Saved data entries

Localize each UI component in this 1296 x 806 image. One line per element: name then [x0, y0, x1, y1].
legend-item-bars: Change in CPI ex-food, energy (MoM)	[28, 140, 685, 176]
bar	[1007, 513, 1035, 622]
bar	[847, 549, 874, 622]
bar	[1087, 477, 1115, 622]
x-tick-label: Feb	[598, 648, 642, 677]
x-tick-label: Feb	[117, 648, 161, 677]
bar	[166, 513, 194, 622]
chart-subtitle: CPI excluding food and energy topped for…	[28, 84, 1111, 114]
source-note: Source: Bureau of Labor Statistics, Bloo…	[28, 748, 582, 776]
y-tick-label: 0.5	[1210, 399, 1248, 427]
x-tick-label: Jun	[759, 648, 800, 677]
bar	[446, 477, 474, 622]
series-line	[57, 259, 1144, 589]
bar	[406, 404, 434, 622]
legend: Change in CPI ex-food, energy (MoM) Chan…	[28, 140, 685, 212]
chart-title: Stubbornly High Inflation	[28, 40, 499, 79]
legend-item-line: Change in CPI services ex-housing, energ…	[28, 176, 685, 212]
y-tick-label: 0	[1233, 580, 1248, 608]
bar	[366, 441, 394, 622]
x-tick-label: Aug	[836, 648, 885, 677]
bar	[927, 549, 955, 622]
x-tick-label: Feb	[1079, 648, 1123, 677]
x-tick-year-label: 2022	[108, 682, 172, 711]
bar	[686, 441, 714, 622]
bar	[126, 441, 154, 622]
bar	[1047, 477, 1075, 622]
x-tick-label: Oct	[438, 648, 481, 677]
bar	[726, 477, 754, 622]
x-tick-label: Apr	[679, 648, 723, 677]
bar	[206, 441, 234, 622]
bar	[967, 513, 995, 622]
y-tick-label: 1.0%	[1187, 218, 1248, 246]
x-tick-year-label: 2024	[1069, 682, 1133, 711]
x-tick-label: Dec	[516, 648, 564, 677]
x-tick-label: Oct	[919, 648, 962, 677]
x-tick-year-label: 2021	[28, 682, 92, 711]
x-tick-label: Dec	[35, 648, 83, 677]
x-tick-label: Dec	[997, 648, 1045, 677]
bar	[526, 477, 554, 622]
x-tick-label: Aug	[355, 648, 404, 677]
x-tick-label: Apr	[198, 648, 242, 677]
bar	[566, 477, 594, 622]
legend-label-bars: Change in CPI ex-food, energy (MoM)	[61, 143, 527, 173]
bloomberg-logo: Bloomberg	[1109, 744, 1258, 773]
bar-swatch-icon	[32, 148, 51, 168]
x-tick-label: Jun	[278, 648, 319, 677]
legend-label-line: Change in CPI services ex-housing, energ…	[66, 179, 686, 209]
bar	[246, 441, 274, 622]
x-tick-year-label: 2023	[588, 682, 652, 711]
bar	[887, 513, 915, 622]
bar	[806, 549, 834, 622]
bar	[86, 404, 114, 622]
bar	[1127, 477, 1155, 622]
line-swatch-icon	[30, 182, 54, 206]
* * *
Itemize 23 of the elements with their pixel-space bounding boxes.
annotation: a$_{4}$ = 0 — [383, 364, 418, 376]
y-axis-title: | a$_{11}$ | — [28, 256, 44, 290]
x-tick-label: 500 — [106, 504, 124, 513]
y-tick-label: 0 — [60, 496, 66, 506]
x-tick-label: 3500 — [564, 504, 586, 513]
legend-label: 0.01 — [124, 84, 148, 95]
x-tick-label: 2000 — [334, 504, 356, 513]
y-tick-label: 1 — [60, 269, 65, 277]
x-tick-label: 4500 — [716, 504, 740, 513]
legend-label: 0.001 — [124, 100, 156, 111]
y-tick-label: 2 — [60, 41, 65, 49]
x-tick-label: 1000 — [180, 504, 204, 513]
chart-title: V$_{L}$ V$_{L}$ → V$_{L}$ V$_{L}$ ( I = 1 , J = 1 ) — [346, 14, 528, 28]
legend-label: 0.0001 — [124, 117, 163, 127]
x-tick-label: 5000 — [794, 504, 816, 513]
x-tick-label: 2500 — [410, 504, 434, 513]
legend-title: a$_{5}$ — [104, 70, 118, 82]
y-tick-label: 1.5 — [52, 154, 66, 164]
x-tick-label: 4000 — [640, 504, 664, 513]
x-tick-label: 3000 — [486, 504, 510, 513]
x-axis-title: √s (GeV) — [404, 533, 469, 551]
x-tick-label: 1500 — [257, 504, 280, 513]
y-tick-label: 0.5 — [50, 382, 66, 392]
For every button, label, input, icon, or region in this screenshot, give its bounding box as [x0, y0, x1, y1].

OBJECTIVE:
Can you reproduce, word for word, every item from the line containing "Localize each UI" down to the line containing "399, 1248, 427]", including both of those lines?

SOLUTION:
Localize each UI component in this 1296 x 806 image. One line per element: name then [x0, y0, x1, y1].
legend-item-bars: Change in CPI ex-food, energy (MoM)	[28, 140, 685, 176]
bar	[1007, 513, 1035, 622]
bar	[847, 549, 874, 622]
bar	[1087, 477, 1115, 622]
x-tick-label: Feb	[598, 648, 642, 677]
x-tick-label: Feb	[117, 648, 161, 677]
bar	[166, 513, 194, 622]
chart-subtitle: CPI excluding food and energy topped for…	[28, 84, 1111, 114]
source-note: Source: Bureau of Labor Statistics, Bloo…	[28, 748, 582, 776]
y-tick-label: 0.5	[1210, 399, 1248, 427]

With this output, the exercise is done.